● **WRITTEN TASK**: Select all lines holding the word "Webex" from the entries that follow.

[Stored data entries]
○ ○ ○ ○ ○
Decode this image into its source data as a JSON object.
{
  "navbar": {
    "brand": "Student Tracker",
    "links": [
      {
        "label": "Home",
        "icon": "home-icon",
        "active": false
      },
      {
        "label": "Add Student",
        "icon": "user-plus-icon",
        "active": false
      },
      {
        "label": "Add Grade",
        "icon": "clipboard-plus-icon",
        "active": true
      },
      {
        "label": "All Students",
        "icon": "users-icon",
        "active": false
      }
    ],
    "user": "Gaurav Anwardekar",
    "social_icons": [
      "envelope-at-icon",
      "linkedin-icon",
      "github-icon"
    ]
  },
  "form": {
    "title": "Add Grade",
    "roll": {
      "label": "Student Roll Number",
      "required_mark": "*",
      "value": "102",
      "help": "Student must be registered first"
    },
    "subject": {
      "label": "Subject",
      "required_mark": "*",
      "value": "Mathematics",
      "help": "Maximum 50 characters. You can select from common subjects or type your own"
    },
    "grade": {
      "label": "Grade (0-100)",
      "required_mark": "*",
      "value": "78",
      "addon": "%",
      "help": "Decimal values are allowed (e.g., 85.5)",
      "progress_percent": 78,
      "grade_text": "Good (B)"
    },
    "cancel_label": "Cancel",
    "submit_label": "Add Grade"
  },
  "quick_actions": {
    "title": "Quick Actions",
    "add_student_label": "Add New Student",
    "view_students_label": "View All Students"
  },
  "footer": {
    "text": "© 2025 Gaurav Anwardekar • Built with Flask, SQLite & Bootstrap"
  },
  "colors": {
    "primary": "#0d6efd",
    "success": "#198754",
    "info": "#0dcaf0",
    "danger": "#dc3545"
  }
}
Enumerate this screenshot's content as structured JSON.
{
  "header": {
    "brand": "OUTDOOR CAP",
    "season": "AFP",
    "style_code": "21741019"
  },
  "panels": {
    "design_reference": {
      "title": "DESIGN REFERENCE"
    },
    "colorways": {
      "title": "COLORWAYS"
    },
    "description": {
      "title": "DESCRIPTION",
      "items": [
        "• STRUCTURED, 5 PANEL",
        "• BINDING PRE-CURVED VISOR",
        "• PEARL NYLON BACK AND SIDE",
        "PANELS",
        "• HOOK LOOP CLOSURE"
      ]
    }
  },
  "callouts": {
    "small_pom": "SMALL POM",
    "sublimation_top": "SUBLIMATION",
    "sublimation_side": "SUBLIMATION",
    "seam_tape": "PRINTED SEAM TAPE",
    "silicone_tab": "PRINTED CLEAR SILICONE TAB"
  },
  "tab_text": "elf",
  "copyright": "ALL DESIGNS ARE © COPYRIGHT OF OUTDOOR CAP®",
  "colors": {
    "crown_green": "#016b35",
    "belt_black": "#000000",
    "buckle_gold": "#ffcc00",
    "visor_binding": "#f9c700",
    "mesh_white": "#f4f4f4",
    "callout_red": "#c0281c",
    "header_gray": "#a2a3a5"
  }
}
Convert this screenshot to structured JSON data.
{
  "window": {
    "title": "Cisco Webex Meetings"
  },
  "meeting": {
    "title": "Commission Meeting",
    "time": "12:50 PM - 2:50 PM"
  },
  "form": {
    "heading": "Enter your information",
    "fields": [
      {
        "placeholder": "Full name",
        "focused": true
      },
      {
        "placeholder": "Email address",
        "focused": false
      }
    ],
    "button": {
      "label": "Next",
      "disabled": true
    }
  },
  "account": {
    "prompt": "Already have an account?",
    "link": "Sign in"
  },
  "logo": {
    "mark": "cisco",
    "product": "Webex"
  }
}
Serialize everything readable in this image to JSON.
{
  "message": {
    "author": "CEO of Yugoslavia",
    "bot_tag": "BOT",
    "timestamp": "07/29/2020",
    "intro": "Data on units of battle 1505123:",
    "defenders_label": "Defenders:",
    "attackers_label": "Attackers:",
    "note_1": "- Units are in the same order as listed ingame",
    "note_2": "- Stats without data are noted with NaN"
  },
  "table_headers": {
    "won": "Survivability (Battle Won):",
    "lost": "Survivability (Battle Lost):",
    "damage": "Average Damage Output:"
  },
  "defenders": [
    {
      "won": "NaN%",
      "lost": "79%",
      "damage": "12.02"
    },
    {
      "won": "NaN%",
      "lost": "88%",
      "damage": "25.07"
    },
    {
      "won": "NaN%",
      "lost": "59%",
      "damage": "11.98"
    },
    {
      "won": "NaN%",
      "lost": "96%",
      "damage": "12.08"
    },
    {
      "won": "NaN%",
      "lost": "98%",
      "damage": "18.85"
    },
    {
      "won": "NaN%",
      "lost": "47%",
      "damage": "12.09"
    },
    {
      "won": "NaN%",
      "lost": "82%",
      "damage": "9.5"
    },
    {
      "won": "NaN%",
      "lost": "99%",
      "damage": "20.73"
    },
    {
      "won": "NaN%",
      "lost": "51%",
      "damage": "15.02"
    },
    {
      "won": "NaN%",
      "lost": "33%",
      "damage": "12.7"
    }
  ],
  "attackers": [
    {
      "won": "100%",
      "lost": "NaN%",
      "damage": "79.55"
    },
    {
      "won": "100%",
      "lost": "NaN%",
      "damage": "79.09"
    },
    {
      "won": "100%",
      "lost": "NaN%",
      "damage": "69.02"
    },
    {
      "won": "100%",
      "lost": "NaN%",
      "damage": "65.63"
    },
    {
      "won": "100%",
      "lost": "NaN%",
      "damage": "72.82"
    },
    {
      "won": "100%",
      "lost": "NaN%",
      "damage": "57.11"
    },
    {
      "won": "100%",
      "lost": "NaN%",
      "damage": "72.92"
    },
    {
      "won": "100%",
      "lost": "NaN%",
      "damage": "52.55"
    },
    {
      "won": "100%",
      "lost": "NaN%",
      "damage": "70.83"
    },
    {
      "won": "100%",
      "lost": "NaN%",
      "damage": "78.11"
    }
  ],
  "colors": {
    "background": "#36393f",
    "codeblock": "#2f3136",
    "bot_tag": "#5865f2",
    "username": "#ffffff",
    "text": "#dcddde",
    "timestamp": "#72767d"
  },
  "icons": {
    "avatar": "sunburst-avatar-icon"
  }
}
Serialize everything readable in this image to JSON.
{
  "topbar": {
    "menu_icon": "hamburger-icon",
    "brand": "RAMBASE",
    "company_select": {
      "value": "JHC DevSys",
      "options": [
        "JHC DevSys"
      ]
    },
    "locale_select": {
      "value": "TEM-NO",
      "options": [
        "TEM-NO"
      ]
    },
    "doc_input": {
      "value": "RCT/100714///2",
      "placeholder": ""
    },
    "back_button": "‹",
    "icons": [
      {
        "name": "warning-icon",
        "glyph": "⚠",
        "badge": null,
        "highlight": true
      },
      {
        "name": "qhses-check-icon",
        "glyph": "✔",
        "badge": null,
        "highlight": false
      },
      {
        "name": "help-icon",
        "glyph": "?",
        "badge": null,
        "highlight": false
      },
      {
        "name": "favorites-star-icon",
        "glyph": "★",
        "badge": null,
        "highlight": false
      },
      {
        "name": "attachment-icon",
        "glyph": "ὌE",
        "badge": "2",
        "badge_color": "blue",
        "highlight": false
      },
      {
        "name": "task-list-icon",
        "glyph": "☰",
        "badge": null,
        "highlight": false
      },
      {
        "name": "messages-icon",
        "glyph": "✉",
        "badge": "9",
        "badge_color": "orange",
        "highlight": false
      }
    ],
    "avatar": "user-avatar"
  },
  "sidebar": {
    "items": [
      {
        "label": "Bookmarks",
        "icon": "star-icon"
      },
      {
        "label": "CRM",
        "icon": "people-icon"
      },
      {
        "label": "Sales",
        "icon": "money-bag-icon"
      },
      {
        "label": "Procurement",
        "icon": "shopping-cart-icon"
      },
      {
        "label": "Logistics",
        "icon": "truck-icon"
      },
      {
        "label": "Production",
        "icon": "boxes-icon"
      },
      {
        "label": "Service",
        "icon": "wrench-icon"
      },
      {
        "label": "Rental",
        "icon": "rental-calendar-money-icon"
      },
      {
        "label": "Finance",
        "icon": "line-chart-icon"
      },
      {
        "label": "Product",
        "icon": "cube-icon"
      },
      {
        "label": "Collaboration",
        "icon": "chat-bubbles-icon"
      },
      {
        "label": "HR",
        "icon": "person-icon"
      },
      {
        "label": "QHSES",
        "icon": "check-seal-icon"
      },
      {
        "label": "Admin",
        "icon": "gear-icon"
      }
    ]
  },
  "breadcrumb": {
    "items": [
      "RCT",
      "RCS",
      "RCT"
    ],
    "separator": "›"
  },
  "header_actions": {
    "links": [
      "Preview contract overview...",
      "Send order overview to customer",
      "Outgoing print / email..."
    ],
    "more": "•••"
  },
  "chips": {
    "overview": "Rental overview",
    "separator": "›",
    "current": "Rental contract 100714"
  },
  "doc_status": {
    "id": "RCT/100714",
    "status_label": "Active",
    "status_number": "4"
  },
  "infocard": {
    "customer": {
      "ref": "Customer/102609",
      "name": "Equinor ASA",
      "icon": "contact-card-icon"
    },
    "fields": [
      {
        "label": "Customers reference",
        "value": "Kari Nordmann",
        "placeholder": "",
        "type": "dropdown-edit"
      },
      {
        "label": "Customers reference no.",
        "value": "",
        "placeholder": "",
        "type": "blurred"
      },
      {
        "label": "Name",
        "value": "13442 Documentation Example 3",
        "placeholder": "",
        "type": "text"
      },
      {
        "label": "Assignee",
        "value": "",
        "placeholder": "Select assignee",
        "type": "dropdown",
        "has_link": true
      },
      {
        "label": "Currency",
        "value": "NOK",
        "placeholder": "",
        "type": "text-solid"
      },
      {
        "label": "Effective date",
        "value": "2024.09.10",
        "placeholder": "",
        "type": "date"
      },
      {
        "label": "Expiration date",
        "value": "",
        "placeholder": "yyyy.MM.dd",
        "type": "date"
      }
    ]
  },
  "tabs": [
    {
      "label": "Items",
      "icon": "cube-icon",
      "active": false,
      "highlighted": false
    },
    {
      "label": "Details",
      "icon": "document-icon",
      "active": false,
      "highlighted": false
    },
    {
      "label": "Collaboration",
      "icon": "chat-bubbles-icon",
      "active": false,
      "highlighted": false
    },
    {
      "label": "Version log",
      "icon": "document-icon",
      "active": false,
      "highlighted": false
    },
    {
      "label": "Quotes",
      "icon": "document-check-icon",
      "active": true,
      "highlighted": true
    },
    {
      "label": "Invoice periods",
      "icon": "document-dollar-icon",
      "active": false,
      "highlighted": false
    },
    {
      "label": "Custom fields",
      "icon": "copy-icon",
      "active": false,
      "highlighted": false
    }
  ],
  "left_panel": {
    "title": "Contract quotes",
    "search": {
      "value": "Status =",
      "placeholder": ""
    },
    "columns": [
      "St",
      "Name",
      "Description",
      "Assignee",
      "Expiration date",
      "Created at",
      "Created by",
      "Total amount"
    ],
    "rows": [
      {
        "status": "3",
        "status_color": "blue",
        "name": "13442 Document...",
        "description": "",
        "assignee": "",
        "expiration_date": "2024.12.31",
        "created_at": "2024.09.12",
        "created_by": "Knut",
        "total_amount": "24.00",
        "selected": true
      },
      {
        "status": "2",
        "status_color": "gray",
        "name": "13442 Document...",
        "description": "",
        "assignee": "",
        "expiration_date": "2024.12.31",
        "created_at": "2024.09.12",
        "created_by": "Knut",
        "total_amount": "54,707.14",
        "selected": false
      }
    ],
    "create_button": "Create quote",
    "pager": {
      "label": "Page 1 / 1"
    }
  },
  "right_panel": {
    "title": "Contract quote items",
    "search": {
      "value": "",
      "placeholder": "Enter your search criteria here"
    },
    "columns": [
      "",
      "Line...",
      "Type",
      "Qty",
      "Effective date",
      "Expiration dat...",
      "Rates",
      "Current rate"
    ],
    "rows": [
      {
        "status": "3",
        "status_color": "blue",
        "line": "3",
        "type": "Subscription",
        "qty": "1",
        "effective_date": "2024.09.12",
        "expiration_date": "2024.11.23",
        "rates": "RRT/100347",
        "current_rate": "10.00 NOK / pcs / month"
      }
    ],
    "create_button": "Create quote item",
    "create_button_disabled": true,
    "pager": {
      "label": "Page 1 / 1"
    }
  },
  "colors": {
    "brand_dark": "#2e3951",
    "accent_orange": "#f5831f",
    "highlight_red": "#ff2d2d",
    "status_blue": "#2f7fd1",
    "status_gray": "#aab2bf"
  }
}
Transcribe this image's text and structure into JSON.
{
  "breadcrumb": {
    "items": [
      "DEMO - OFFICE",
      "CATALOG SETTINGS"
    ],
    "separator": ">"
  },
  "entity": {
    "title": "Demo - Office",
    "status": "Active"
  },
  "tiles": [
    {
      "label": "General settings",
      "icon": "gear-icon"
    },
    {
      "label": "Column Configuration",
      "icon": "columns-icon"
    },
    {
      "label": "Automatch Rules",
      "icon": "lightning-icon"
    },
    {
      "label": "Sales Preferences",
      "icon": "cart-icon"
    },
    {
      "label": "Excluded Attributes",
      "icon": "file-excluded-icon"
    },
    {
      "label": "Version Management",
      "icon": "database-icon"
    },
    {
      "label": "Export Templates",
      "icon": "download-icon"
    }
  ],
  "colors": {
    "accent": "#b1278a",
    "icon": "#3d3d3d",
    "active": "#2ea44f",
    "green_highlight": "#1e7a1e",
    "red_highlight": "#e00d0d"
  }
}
○ ○ ○ ○ ○
● **ANSWER TO THIS PROBLEM**:
    "title": "Cisco Webex Meetings"
    "product": "Webex"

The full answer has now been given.